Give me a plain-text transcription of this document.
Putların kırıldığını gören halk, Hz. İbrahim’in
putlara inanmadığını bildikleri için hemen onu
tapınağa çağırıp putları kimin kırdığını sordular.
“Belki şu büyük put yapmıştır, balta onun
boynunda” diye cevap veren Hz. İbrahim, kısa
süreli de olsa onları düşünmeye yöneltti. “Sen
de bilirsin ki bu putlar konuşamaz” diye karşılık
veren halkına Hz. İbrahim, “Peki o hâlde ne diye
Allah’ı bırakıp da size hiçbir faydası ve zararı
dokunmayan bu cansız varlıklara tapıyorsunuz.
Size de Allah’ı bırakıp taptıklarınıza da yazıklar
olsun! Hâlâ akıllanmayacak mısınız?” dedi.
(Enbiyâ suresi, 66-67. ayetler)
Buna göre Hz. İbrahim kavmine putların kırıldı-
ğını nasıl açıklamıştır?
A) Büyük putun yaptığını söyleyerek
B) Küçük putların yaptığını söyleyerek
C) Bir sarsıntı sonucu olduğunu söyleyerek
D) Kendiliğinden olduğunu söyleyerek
□ □ □ □ □
* DO THIS
Write the data back out verbatim.

* SOLUTION
Give me a plain-text transcription of this document.
Putların kırıldığını gören halk, Hz. İbrahim’in
putlara inanmadığını bildikleri için hemen onu
tapınağa çağırıp putları kimin kırdığını sordular.
“Belki şu büyük put yapmıştır, balta onun
boynunda” diye cevap veren Hz. İbrahim, kısa
süreli de olsa onları düşünmeye yöneltti. “Sen
de bilirsin ki bu putlar konuşamaz” diye karşılık
veren halkına Hz. İbrahim, “Peki o hâlde ne diye
Allah’ı bırakıp da size hiçbir faydası ve zararı
dokunmayan bu cansız varlıklara tapıyorsunuz.
Size de Allah’ı bırakıp taptıklarınıza da yazıklar
olsun! Hâlâ akıllanmayacak mısınız?” dedi.
(Enbiyâ suresi, 66-67. ayetler)
Buna göre Hz. İbrahim kavmine putların kırıldı-
ğını nasıl açıklamıştır?
A) Büyük putun yaptığını söyleyerek
B) Küçük putların yaptığını söyleyerek
C) Bir sarsıntı sonucu olduğunu söyleyerek
D) Kendiliğinden olduğunu söyleyerek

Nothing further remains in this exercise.